** Task details **
Images are not part of the copy; write out the rest of the data exactly as given.

** Record extracts **
* * * * * * * * *

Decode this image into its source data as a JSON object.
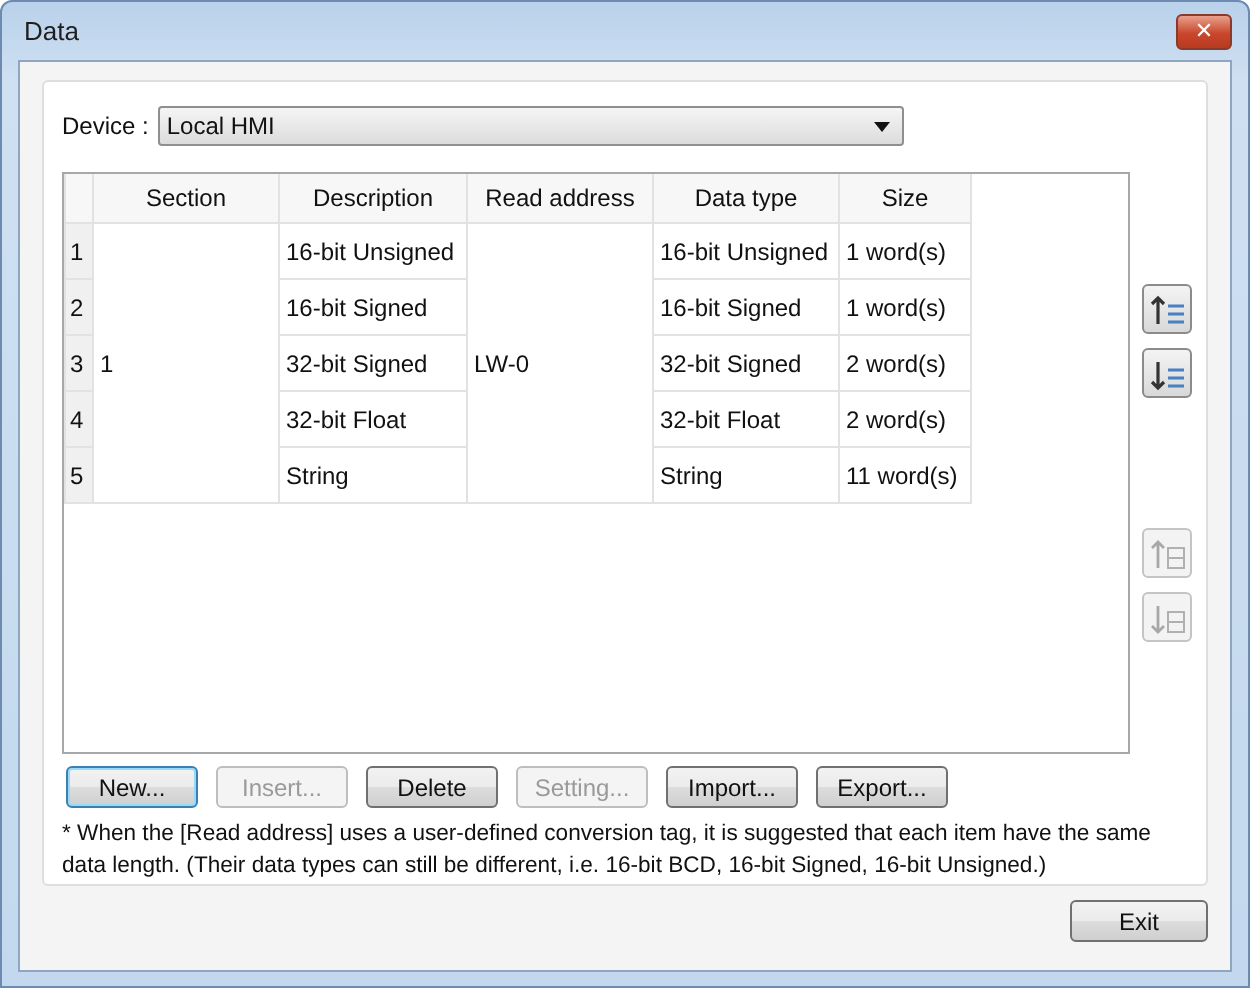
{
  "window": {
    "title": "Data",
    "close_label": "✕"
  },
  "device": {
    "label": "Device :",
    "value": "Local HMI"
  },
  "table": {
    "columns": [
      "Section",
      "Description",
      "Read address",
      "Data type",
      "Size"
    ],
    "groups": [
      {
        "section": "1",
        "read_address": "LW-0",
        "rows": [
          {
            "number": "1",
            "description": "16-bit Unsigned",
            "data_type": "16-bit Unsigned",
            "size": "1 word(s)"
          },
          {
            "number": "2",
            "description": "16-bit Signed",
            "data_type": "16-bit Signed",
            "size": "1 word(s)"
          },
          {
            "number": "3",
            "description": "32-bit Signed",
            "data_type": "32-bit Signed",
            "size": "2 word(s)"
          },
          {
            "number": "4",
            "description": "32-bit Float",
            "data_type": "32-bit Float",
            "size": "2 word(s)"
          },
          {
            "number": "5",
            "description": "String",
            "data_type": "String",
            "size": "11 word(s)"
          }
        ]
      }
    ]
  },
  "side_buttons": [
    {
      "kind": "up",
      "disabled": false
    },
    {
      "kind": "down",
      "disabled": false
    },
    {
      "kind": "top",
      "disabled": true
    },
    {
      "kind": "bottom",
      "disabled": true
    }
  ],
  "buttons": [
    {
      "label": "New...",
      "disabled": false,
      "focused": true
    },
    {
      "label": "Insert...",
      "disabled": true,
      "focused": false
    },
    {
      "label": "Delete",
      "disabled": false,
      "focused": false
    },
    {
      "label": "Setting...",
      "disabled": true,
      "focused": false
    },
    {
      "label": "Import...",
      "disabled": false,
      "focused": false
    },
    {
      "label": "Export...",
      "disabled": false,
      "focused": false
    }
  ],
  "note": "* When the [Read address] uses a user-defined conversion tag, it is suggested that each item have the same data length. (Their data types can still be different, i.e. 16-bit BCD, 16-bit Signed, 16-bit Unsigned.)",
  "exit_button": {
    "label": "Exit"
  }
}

* * * * * * * * *

** Answer to the exercise **
Decode this image into its source data as a JSON object.
{
  "window": {
    "title": "Data",
    "close_label": "✕"
  },
  "device": {
    "label": "Device :",
    "value": "Local HMI"
  },
  "table": {
    "columns": [
      "Section",
      "Description",
      "Read address",
      "Data type",
      "Size"
    ],
    "groups": [
      {
        "section": "1",
        "read_address": "LW-0",
        "rows": [
          {
            "number": "1",
            "description": "16-bit Unsigned",
            "data_type": "16-bit Unsigned",
            "size": "1 word(s)"
          },
          {
            "number": "2",
            "description": "16-bit Signed",
            "data_type": "16-bit Signed",
            "size": "1 word(s)"
          },
          {
            "number": "3",
            "description": "32-bit Signed",
            "data_type": "32-bit Signed",
            "size": "2 word(s)"
          },
          {
            "number": "4",
            "description": "32-bit Float",
            "data_type": "32-bit Float",
            "size": "2 word(s)"
          },
          {
            "number": "5",
            "description": "String",
            "data_type": "String",
            "size": "11 word(s)"
          }
        ]
      }
    ]
  },
  "side_buttons": [
    {
      "kind": "up",
      "disabled": false
    },
    {
      "kind": "down",
      "disabled": false
    },
    {
      "kind": "top",
      "disabled": true
    },
    {
      "kind": "bottom",
      "disabled": true
    }
  ],
  "buttons": [
    {
      "label": "New...",
      "disabled": false,
      "focused": true
    },
    {
      "label": "Insert...",
      "disabled": true,
      "focused": false
    },
    {
      "label": "Delete",
      "disabled": false,
      "focused": false
    },
    {
      "label": "Setting...",
      "disabled": true,
      "focused": false
    },
    {
      "label": "Import...",
      "disabled": false,
      "focused": false
    },
    {
      "label": "Export...",
      "disabled": false,
      "focused": false
    }
  ],
  "note": "* When the [Read address] uses a user-defined conversion tag, it is suggested that each item have the same data length. (Their data types can still be different, i.e. 16-bit BCD, 16-bit Signed, 16-bit Unsigned.)",
  "exit_button": {
    "label": "Exit"
  }
}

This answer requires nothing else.